··· Extracted entries
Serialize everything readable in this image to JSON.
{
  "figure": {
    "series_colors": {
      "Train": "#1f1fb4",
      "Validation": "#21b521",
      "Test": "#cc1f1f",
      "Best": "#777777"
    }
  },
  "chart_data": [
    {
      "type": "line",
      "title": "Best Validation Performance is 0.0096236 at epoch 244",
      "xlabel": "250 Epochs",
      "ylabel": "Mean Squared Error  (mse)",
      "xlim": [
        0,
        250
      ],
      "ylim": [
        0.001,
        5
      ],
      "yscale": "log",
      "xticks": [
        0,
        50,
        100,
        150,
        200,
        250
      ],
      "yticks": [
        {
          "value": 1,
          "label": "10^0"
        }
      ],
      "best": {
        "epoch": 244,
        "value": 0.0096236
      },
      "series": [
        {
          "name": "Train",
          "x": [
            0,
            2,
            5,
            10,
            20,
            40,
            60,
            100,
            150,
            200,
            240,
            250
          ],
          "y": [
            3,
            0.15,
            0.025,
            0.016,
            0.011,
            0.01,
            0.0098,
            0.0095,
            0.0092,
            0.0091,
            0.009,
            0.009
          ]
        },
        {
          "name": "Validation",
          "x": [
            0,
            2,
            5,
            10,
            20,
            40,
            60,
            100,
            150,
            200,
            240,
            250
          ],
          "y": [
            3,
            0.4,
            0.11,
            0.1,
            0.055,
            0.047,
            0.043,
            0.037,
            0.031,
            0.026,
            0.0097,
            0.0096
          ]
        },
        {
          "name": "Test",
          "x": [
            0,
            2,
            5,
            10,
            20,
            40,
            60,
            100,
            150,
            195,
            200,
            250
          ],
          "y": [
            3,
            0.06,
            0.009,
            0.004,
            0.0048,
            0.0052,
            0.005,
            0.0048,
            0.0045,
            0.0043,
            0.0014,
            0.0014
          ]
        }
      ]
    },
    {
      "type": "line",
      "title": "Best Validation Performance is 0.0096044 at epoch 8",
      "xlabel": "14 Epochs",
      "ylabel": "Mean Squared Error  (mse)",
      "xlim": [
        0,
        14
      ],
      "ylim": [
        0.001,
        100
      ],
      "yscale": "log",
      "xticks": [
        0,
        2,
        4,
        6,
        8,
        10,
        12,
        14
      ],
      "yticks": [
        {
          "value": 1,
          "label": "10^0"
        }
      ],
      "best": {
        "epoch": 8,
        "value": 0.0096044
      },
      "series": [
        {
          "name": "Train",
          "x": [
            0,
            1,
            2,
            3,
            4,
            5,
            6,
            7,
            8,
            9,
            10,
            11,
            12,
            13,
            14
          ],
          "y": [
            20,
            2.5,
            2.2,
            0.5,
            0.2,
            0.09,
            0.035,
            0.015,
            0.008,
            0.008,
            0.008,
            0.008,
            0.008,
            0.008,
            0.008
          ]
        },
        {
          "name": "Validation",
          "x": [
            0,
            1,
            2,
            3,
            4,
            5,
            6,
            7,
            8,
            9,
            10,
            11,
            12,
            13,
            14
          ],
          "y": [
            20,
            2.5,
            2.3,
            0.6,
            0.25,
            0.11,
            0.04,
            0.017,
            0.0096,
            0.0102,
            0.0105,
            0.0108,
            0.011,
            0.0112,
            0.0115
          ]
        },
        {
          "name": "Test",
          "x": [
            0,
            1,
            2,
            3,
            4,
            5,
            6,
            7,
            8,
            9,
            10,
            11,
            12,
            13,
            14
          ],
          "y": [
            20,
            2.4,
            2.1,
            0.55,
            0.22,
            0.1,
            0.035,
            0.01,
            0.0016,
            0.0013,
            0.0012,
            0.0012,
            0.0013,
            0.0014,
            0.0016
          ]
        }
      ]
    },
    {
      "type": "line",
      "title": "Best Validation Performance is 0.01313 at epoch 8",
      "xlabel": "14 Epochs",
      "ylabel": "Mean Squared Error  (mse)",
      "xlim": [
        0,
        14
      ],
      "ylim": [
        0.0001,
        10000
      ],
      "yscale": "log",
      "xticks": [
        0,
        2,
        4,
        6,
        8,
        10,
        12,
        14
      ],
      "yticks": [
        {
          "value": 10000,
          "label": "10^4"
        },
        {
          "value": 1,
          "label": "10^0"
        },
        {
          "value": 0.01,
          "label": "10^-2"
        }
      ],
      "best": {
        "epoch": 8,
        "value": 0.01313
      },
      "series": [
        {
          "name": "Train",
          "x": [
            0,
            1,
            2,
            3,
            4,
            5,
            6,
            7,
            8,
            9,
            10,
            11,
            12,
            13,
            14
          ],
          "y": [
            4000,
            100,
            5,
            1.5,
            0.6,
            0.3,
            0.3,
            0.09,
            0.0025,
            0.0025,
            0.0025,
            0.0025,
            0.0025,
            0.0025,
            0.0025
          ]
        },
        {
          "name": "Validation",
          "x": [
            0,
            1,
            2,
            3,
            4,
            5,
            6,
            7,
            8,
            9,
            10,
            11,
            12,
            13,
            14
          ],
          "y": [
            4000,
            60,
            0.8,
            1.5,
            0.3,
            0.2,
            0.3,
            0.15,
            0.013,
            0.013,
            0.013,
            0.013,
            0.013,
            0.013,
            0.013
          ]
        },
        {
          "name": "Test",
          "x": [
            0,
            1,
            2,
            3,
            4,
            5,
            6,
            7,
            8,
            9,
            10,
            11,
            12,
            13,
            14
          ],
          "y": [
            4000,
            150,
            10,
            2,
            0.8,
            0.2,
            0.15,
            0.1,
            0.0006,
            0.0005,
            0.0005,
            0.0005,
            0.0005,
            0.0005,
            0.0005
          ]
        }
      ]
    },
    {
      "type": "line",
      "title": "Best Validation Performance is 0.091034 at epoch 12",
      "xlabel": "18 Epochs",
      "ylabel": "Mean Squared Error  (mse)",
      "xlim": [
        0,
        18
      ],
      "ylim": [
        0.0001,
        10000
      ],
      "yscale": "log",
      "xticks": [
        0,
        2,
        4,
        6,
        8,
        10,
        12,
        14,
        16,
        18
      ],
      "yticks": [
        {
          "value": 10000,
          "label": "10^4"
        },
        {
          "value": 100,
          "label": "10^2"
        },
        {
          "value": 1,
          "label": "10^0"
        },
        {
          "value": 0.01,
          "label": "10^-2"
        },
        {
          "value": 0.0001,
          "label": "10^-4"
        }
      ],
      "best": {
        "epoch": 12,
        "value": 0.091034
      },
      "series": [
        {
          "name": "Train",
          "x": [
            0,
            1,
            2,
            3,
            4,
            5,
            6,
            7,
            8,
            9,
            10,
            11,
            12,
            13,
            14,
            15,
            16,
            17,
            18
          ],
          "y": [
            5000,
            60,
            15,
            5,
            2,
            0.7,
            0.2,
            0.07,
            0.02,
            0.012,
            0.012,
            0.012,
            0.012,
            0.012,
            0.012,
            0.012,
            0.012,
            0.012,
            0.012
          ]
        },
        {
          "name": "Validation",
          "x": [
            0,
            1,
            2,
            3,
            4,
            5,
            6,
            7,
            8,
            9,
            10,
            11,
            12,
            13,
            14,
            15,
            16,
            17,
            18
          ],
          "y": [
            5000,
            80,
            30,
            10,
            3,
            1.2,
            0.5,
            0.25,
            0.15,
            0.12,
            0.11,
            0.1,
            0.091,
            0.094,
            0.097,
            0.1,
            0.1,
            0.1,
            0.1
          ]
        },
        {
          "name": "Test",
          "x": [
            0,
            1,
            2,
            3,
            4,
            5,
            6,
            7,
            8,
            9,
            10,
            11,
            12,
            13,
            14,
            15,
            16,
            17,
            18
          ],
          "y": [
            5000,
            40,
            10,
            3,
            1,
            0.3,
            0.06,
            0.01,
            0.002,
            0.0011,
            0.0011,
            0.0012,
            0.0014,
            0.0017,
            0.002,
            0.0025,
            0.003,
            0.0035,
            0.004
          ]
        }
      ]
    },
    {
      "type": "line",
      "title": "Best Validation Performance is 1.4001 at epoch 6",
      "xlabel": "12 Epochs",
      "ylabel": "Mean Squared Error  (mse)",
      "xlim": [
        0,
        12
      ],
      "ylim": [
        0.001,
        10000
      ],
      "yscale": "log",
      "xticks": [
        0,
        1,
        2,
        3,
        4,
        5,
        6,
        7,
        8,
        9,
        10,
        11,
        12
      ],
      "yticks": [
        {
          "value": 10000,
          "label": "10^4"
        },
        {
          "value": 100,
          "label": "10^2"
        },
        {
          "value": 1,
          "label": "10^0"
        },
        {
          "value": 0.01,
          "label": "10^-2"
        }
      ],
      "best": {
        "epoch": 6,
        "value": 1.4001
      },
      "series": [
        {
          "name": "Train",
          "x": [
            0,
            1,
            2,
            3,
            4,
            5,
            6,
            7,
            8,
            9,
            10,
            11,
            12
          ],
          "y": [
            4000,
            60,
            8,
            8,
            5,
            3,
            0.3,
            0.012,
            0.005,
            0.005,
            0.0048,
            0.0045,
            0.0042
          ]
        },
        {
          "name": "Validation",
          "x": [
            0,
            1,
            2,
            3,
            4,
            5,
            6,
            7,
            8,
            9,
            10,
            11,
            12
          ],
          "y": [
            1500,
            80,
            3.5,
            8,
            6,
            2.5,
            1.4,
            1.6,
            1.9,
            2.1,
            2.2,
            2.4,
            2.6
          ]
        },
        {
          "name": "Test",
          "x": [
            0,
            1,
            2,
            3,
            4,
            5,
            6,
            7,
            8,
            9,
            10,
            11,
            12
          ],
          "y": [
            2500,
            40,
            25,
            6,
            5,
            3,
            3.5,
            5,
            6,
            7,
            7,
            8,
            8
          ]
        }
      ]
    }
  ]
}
······
> **Description of the task**:
Determine the number of lines containing "xlabel". Write only that number.

> **Response below**:
5